→ **Goal of the exercise**: Copy the lines below as they are; omit the images they contain.

→ **Supplied data**:
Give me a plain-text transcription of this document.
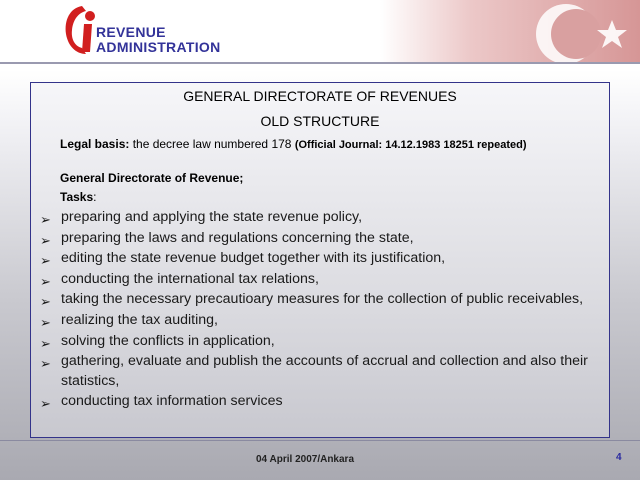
REVENUE
ADMINISTRATION
GENERAL DIRECTORATE OF REVENUES
OLD STRUCTURE
Legal basis: the decree law numbered 178 (Official Journal: 14.12.1983 18251 repeated)
General Directorate of Revenue;
Tasks:
➢ preparing and applying the state revenue policy,
➢ preparing the laws and regulations concerning the state,
➢ editing the state revenue budget together with its justification,
➢ conducting the international tax relations,
➢ taking the necessary precautioary measures for the collection of public receivables,
➢ realizing the tax auditing,
➢ solving the conflicts in application,
➢ gathering, evaluate and publish the accounts of accrual and collection and also their statistics,
➢ conducting tax information services
04 April 2007/Ankara	4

→ **Task response**:
Give me a plain-text transcription of this document.
REVENUE
ADMINISTRATION
GENERAL DIRECTORATE OF REVENUES
OLD STRUCTURE
Legal basis: the decree law numbered 178 (Official Journal: 14.12.1983 18251 repeated)
General Directorate of Revenue;
Tasks:
➢ preparing and applying the state revenue policy,
➢ preparing the laws and regulations concerning the state,
➢ editing the state revenue budget together with its justification,
➢ conducting the international tax relations,
➢ taking the necessary precautioary measures for the collection of public receivables,
➢ realizing the tax auditing,
➢ solving the conflicts in application,
➢ gathering, evaluate and publish the accounts of accrual and collection and also their statistics,
➢ conducting tax information services
04 April 2007/Ankara	4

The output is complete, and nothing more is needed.